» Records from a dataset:
★ ★ ★ ★

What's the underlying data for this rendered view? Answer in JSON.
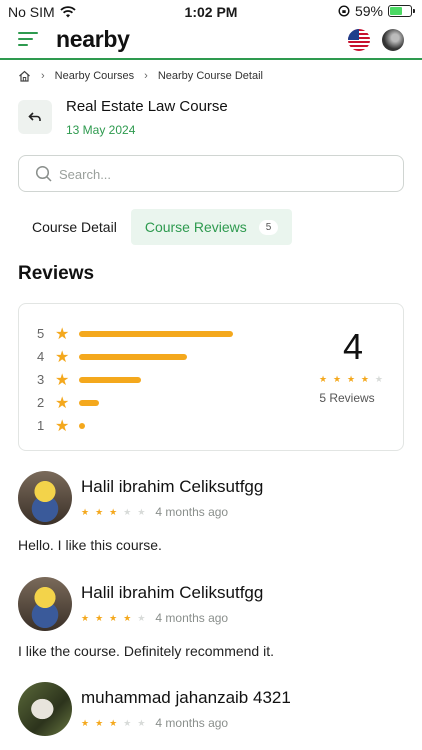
{
  "status_bar": {
    "carrier": "No SIM",
    "time": "1:02 PM",
    "battery": "59%"
  },
  "header": {
    "brand": "nearby"
  },
  "breadcrumb": {
    "items": [
      "Nearby Courses",
      "Nearby Course Detail"
    ]
  },
  "page": {
    "title": "Real Estate Law Course",
    "date": "13 May 2024"
  },
  "search": {
    "placeholder": "Search...",
    "value": ""
  },
  "tabs": [
    {
      "label": "Course Detail",
      "active": false
    },
    {
      "label": "Course Reviews",
      "active": true,
      "count": "5"
    }
  ],
  "reviews_section": {
    "title": "Reviews",
    "summary": {
      "average": "4",
      "average_rating": 4,
      "count_label": "5 Reviews",
      "distribution": [
        {
          "stars": "5",
          "share": 1.0
        },
        {
          "stars": "4",
          "share": 0.7
        },
        {
          "stars": "3",
          "share": 0.4
        },
        {
          "stars": "2",
          "share": 0.13
        },
        {
          "stars": "1",
          "share": 0.04
        }
      ]
    },
    "items": [
      {
        "name": "Halil ibrahim Celiksutfgg",
        "rating": 3,
        "time": "4 months ago",
        "text": "Hello. I like this course.",
        "avatar_icon": "minion-avatar"
      },
      {
        "name": "Halil ibrahim Celiksutfgg",
        "rating": 4,
        "time": "4 months ago",
        "text": "I like the course. Definitely recommend it.",
        "avatar_icon": "minion-avatar"
      },
      {
        "name": "muhammad jahanzaib 4321",
        "rating": 3,
        "time": "4 months ago",
        "text": "",
        "avatar_icon": "plant-avatar"
      }
    ]
  },
  "colors": {
    "accent": "#2e9a4f",
    "star": "#f4a81d",
    "star_off": "#d8dbd9"
  }
}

★ ★ ★ ★

» Directions for this task: Repeat the data exactly, dropping every picture it holds.

» Exercise result:
What's the underlying data for this rendered view? Answer in JSON.
{
  "status_bar": {
    "carrier": "No SIM",
    "time": "1:02 PM",
    "battery": "59%"
  },
  "header": {
    "brand": "nearby"
  },
  "breadcrumb": {
    "items": [
      "Nearby Courses",
      "Nearby Course Detail"
    ]
  },
  "page": {
    "title": "Real Estate Law Course",
    "date": "13 May 2024"
  },
  "search": {
    "placeholder": "Search...",
    "value": ""
  },
  "tabs": [
    {
      "label": "Course Detail",
      "active": false
    },
    {
      "label": "Course Reviews",
      "active": true,
      "count": "5"
    }
  ],
  "reviews_section": {
    "title": "Reviews",
    "summary": {
      "average": "4",
      "average_rating": 4,
      "count_label": "5 Reviews",
      "distribution": [
        {
          "stars": "5",
          "share": 1.0
        },
        {
          "stars": "4",
          "share": 0.7
        },
        {
          "stars": "3",
          "share": 0.4
        },
        {
          "stars": "2",
          "share": 0.13
        },
        {
          "stars": "1",
          "share": 0.04
        }
      ]
    },
    "items": [
      {
        "name": "Halil ibrahim Celiksutfgg",
        "rating": 3,
        "time": "4 months ago",
        "text": "Hello. I like this course.",
        "avatar_icon": "minion-avatar"
      },
      {
        "name": "Halil ibrahim Celiksutfgg",
        "rating": 4,
        "time": "4 months ago",
        "text": "I like the course. Definitely recommend it.",
        "avatar_icon": "minion-avatar"
      },
      {
        "name": "muhammad jahanzaib 4321",
        "rating": 3,
        "time": "4 months ago",
        "text": "",
        "avatar_icon": "plant-avatar"
      }
    ]
  },
  "colors": {
    "accent": "#2e9a4f",
    "star": "#f4a81d",
    "star_off": "#d8dbd9"
  }
}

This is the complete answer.